# WRITTEN TASK
Separate out the lines that hold "acid".

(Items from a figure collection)
** start **
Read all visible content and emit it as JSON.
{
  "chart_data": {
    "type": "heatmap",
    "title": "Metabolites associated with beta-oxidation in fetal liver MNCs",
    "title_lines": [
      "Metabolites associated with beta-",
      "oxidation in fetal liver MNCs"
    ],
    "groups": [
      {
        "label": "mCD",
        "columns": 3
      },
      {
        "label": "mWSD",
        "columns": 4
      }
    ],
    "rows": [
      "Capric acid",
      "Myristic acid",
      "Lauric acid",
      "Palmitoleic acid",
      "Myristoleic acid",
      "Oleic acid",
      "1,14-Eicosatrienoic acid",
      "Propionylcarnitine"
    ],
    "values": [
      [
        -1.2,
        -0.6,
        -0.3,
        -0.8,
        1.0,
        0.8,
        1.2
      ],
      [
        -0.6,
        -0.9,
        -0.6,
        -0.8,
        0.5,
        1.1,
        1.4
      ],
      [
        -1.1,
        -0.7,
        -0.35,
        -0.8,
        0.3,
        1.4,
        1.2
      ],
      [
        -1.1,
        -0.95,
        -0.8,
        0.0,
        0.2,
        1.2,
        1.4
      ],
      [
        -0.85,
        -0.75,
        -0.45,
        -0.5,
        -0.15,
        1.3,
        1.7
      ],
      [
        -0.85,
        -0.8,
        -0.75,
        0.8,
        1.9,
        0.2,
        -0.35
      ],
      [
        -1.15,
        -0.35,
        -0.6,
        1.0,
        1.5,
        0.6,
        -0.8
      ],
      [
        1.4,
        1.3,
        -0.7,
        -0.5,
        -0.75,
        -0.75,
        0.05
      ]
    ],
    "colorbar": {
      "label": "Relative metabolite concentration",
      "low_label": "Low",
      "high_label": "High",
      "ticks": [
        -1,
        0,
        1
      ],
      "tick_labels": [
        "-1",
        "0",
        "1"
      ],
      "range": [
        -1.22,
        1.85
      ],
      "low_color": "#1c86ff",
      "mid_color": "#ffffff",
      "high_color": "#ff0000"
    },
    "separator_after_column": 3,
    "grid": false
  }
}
** end **
# THE RESPONSE
      "Capric acid",
      "Myristic acid",
      "Lauric acid",
      "Palmitoleic acid",
      "Myristoleic acid",
      "Oleic acid",
      "1,14-Eicosatrienoic acid",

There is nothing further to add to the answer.